• _課題_:
1. ウィーン楽友協会のコンサート記事にある次の一文を英語に訳すこと：「日本のコンサート会場でこんなに派手にテレビカメラが並んでいるのは見たことがありません。」
2. ウィーン楽友協会のコンサート記事を、最後の文の後から書き進めること。

ドゥ・ビリー+ウィーン交響楽団《ウィーンの春》@ウィーン楽友協会 2012.4.7
そういうわけでますます気軽に聴けるコンサートになりました。
1時間ほど前に楽友協会に着き、予約していたチケットを受け取ります。今日はもちろんsaraiは楽友協会のネクタイ着用です。係のかたが目ざとく見つけて、「ベリー・ナイス!」と声を掛けてくれました。だんだん、楽友協会にも馴染んできました。しばらくすると開場です。今日はORF(オーストリア放送協会)のテレビ中継があるようで、両サイドのパルテッレ・ロジェの前方はテレビカメラがずらっと並んでいます。日本のコンサート会場でこんなに派手にテレビカメラが並んでいるのは見たことがありません。これがウィーン流なんですね。
sarai達の席はステージから少し遠くて、パルテッレの16列目。それは端っこです。でも、楽友協会のグローサーザールはそんなに大きなホールではないので、まあまあの位置です。楽団員の顔もしっかりと見えます。
今日のキャスト、プログラムは以下です。
指揮:ベルトラン・ドゥ・ビリー
ヴァイオリン:アントン・ソコロフ(ウィーン交響楽団のコンサートマスター)
司会:バーバラ・レット(ORFのアナウンサー)
管弦楽:ウィーン交響楽団
スッペ:オペレッタ《軽騎兵》序曲
ポンキエッリ:オペラ《ラ・ジョコンダ》より《時の踊り》
ガーシュイン:《パリのアメリカ人》
《休憩》
トマ:オペラ《ミニヨン》序曲
サン・サーンス:オペラ《サムソンとダリラ》よりバッカナール
サラサーテ:ツィゴイネルワイゼン
ビゼー:《アルルの女》第1組曲より第1曲《プレリュード》
ビゼー:《アルルの女》第2組曲より第4曲《ファランドール》
《アンコール》
オッフェンバック:オペレッタ《天国と地獄》序曲
ヨハン・シュトラウス2世:ポルカ・シュネル《雷鳴と電光》
開演前に購入したプログラムに付属していた来シーズンの予定を見ていたら、目が点に・・・。何と来年5月にウィーン交響楽団と我が庄司紗矢香が共演するではないですか。ウィーンのコンツェルトハウスです。指揮者は大野和士です。ブラームスのヴァイオリン協奏曲を演奏するとのこと。どうもウィーン交響楽団の日本ツアーの一環のようです。
さて、ドゥ・ビリーが颯爽と登場し、演奏開始です。まずはスッペの軽騎兵序曲、実に有名な曲ですが、生で聴くのは多分初めてです。ウィーン交響楽団の素晴らしい響きで聴くのはもったいないくらい。ビリーはオペラ指揮者として研鑽を積んできた実力を遺憾なく発揮して軽快な指揮ぶりです。特に中間部の抒情的な部分でのメロディーの歌わせ方は実に美しいです。

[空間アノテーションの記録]
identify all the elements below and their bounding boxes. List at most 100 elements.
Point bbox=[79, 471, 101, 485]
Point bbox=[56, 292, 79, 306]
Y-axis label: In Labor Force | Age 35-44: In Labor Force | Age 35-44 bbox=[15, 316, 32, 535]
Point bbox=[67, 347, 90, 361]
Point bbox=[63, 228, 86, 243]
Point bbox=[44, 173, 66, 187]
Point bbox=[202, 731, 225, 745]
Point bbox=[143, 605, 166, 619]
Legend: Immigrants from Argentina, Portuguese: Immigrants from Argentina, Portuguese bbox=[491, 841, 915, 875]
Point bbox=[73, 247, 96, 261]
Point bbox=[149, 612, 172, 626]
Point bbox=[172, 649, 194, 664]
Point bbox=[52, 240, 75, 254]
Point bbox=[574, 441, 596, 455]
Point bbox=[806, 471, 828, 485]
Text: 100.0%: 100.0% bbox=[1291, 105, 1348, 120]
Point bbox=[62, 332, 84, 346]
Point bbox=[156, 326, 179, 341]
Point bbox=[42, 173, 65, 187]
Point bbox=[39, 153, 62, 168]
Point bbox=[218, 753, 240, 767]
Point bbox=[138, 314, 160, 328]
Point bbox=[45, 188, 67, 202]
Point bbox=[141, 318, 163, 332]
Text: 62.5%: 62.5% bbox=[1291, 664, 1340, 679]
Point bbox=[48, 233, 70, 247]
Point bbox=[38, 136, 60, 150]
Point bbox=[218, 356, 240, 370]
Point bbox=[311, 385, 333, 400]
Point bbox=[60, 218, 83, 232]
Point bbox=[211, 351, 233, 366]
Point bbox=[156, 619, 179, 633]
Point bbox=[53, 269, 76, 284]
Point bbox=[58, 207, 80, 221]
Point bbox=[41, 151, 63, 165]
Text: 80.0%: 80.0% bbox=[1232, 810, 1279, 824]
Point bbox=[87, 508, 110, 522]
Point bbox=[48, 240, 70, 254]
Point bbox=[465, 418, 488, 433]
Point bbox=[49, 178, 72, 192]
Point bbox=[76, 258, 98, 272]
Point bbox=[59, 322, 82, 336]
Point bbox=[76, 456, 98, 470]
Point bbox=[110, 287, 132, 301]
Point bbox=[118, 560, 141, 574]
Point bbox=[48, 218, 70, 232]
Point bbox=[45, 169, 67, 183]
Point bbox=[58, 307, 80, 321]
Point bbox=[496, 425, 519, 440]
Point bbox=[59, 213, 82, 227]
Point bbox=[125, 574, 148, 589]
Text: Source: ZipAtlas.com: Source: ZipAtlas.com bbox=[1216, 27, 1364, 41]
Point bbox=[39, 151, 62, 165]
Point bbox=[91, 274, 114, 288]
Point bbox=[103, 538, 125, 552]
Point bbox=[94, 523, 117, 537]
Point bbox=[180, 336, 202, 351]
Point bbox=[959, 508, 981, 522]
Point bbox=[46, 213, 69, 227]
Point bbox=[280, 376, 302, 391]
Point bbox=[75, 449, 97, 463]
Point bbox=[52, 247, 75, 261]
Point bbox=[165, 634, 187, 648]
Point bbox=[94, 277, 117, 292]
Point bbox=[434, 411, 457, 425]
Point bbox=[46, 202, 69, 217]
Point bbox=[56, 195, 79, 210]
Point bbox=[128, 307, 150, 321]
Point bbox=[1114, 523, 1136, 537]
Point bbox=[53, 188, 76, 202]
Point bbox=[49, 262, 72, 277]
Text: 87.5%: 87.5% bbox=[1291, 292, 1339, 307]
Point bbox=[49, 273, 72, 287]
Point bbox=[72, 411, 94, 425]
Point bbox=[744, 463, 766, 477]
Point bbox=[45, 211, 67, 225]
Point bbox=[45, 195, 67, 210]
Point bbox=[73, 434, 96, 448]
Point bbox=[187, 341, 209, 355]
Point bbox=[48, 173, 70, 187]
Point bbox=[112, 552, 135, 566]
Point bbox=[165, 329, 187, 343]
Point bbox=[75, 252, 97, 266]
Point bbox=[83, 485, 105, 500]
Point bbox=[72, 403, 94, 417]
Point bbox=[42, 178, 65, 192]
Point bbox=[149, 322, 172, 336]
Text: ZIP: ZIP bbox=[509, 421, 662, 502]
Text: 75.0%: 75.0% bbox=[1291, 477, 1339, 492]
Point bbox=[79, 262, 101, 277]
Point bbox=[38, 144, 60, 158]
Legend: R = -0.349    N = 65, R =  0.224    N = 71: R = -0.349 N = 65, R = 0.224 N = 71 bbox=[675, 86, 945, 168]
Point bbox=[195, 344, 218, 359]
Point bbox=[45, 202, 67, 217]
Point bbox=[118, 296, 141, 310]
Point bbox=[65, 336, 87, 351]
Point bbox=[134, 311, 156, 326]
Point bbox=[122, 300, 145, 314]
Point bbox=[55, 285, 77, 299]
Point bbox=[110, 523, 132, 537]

• _解答_:
1. I have never seen TV cameras lined up so conspicuously at a concert venue in Japan.

2.
次はポンキエッリの時の踊りです。序奏に続く主題はかって《レモンのキッス》でしたっけ、歌謡曲にも取り入れられた有名なメロディーです。この演奏も先ほどの軽騎兵と同様で非の打ちどころのない美しい演奏です。弦の厚みのある響きが印象的で、やはり、抒情的なメロディーの歌わせ方が見事なのはビリーの老獪さでしょう。
前半最後はガーシュインです。ガーシュインのシンフォニックジャズを聴いていると、この流れがバーンスタインのウェストサイドストーリーに繋がってくるのがよく分かります。この曲は音の響きは素晴らしいのですが、ちょっと音楽のノリがもうひとつに感じます。やはり、アメリカ人の演奏家にやらせたほうがうまそうな感じです。
曲の切れ目ごとに司会のバーバラ・レットのアナウンスがはいります。ドイツ語なのでよく分かりません。分からなくても支障ありません。基本的には、演奏曲の説明をしているようです。指揮者のビリーへのインタビューもはいり、ビリーの生声が聴けたのが面白かったくらいです。
休憩後、まず、トマのミニヨン序曲です。この曲は初めて聴きますが、平明で分かりやすい曲で名曲コンサートにうってつけの曲です。ウィーン交響楽団の実力で美しい響きを聴かせてくれます。
次はサン・サーンスのオペラ《サムソンとダリラ》からバッカナールです。管楽器で中東風のメロディーを歌わせ、テンポのよい曲想が流れます。オペラの場面を彷彿とさせます。ビリーは的確な指揮ぶりです。
次は何とツィゴイネルワイゼン、あまり、コンサートでは聴きませんね。独奏ヴァイオリンはウィーン交響楽団の第1コンサートマスターのアントン・ソコロフです。音程もしっかりし、音色も美しいのですが、上品過ぎるといった感じです。もっと、ばりばりと名人芸を披露してもらいたい感じです。気持ち良く聴けたことは間違いないのですが・・・。
最後はビゼーのアルルの女です。やはり、こういうフランスものはビリーの得意とするところで、色彩感豊かな演奏で、煌めいた響きです。ファランドールのフィナーレは圧倒的でした。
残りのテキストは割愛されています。